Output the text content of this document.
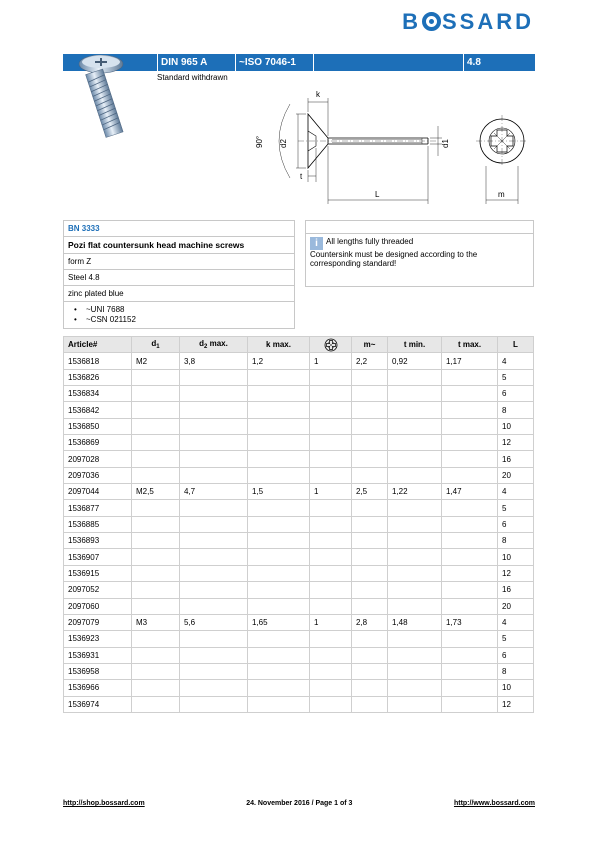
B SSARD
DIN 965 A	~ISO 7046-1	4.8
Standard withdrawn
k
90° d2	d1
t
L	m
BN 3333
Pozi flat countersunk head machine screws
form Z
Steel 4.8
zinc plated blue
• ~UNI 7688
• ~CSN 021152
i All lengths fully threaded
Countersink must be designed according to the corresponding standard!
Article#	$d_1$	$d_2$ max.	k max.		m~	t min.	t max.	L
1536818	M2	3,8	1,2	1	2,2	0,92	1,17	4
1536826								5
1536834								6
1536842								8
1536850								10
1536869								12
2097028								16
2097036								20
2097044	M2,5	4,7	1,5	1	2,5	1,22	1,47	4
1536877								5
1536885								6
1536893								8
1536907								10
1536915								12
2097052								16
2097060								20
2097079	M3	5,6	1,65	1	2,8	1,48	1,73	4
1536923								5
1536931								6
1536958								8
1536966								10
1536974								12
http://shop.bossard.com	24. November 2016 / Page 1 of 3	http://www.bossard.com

------------------------------------

Short task => Print the complete listing exactly, apart from any pictures.

Correct result =>
Output the text content of this document.
B SSARD
DIN 965 A	~ISO 7046-1	4.8
Standard withdrawn
k
90° d2	d1
t
L	m
BN 3333
Pozi flat countersunk head machine screws
form Z
Steel 4.8
zinc plated blue
• ~UNI 7688
• ~CSN 021152
i All lengths fully threaded
Countersink must be designed according to the corresponding standard!
Article#	$d_1$	$d_2$ max.	k max.		m~	t min.	t max.	L
1536818	M2	3,8	1,2	1	2,2	0,92	1,17	4
1536826								5
1536834								6
1536842								8
1536850								10
1536869								12
2097028								16
2097036								20
2097044	M2,5	4,7	1,5	1	2,5	1,22	1,47	4
1536877								5
1536885								6
1536893								8
1536907								10
1536915								12
2097052								16
2097060								20
2097079	M3	5,6	1,65	1	2,8	1,48	1,73	4
1536923								5
1536931								6
1536958								8
1536966								10
1536974								12
http://shop.bossard.com	24. November 2016 / Page 1 of 3	http://www.bossard.com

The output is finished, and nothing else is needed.